Data records
---
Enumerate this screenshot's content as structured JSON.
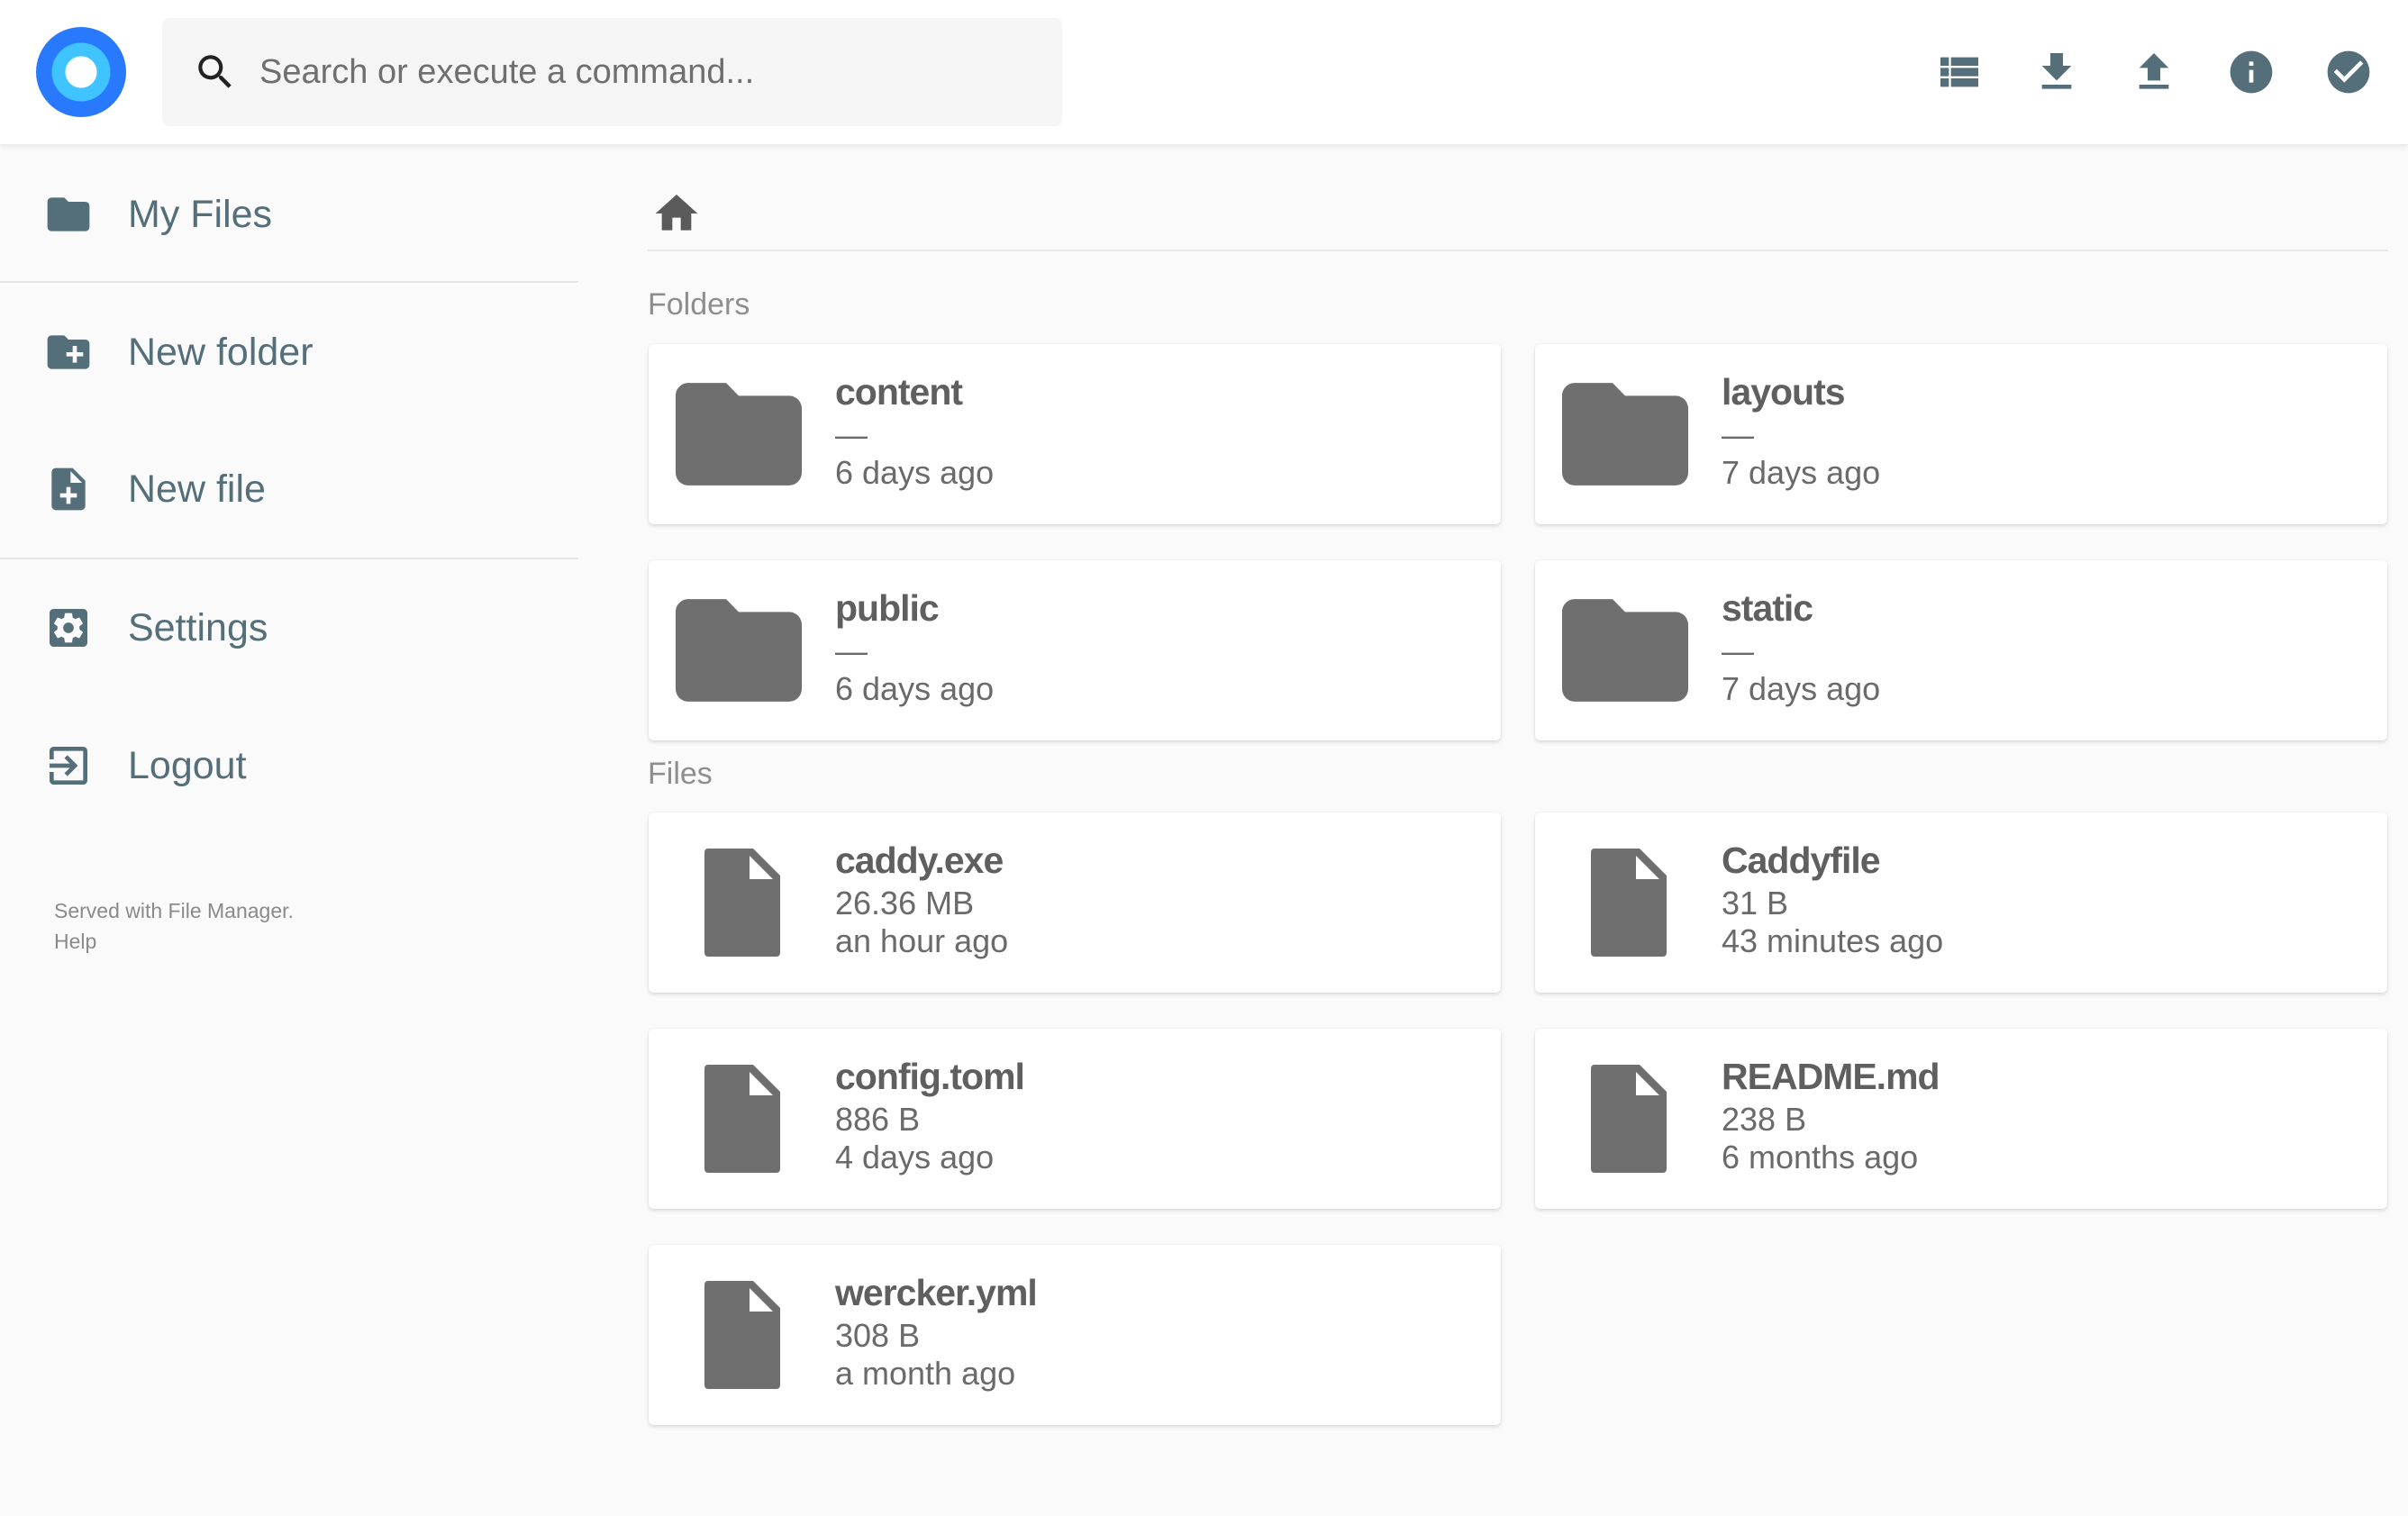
{
  "header": {
    "search_placeholder": "Search or execute a command...",
    "actions": [
      {
        "name": "view-toggle",
        "icon": "view-list-icon"
      },
      {
        "name": "download",
        "icon": "download-icon"
      },
      {
        "name": "upload",
        "icon": "upload-icon"
      },
      {
        "name": "info",
        "icon": "info-icon"
      },
      {
        "name": "select",
        "icon": "check-circle-icon"
      }
    ]
  },
  "sidebar": {
    "items": [
      {
        "label": "My Files",
        "icon": "folder-icon"
      },
      {
        "label": "New folder",
        "icon": "folder-add-icon"
      },
      {
        "label": "New file",
        "icon": "file-add-icon"
      },
      {
        "label": "Settings",
        "icon": "settings-icon"
      },
      {
        "label": "Logout",
        "icon": "logout-icon"
      }
    ],
    "credits": {
      "served_with": "Served with File Manager.",
      "help": "Help"
    }
  },
  "main": {
    "breadcrumb_icon": "home-icon",
    "folders_title": "Folders",
    "files_title": "Files",
    "folders": [
      {
        "name": "content",
        "size": "—",
        "modified": "6 days ago"
      },
      {
        "name": "layouts",
        "size": "—",
        "modified": "7 days ago"
      },
      {
        "name": "public",
        "size": "—",
        "modified": "6 days ago"
      },
      {
        "name": "static",
        "size": "—",
        "modified": "7 days ago"
      }
    ],
    "files": [
      {
        "name": "caddy.exe",
        "size": "26.36 MB",
        "modified": "an hour ago"
      },
      {
        "name": "Caddyfile",
        "size": "31 B",
        "modified": "43 minutes ago"
      },
      {
        "name": "config.toml",
        "size": "886 B",
        "modified": "4 days ago"
      },
      {
        "name": "README.md",
        "size": "238 B",
        "modified": "6 months ago"
      },
      {
        "name": "wercker.yml",
        "size": "308 B",
        "modified": "a month ago"
      }
    ]
  },
  "colors": {
    "sidebar_text": "#546e7a",
    "logo_outer": "#2979ff",
    "logo_inner": "#40c4ff",
    "item_icon": "#6f6f6f"
  }
}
---
- [What you need to do] Make an exact reproduction of the listing above, without any pictures.

- [Solution]
Enumerate this screenshot's content as structured JSON.
{
  "header": {
    "search_placeholder": "Search or execute a command...",
    "actions": [
      {
        "name": "view-toggle",
        "icon": "view-list-icon"
      },
      {
        "name": "download",
        "icon": "download-icon"
      },
      {
        "name": "upload",
        "icon": "upload-icon"
      },
      {
        "name": "info",
        "icon": "info-icon"
      },
      {
        "name": "select",
        "icon": "check-circle-icon"
      }
    ]
  },
  "sidebar": {
    "items": [
      {
        "label": "My Files",
        "icon": "folder-icon"
      },
      {
        "label": "New folder",
        "icon": "folder-add-icon"
      },
      {
        "label": "New file",
        "icon": "file-add-icon"
      },
      {
        "label": "Settings",
        "icon": "settings-icon"
      },
      {
        "label": "Logout",
        "icon": "logout-icon"
      }
    ],
    "credits": {
      "served_with": "Served with File Manager.",
      "help": "Help"
    }
  },
  "main": {
    "breadcrumb_icon": "home-icon",
    "folders_title": "Folders",
    "files_title": "Files",
    "folders": [
      {
        "name": "content",
        "size": "—",
        "modified": "6 days ago"
      },
      {
        "name": "layouts",
        "size": "—",
        "modified": "7 days ago"
      },
      {
        "name": "public",
        "size": "—",
        "modified": "6 days ago"
      },
      {
        "name": "static",
        "size": "—",
        "modified": "7 days ago"
      }
    ],
    "files": [
      {
        "name": "caddy.exe",
        "size": "26.36 MB",
        "modified": "an hour ago"
      },
      {
        "name": "Caddyfile",
        "size": "31 B",
        "modified": "43 minutes ago"
      },
      {
        "name": "config.toml",
        "size": "886 B",
        "modified": "4 days ago"
      },
      {
        "name": "README.md",
        "size": "238 B",
        "modified": "6 months ago"
      },
      {
        "name": "wercker.yml",
        "size": "308 B",
        "modified": "a month ago"
      }
    ]
  },
  "colors": {
    "sidebar_text": "#546e7a",
    "logo_outer": "#2979ff",
    "logo_inner": "#40c4ff",
    "item_icon": "#6f6f6f"
  }
}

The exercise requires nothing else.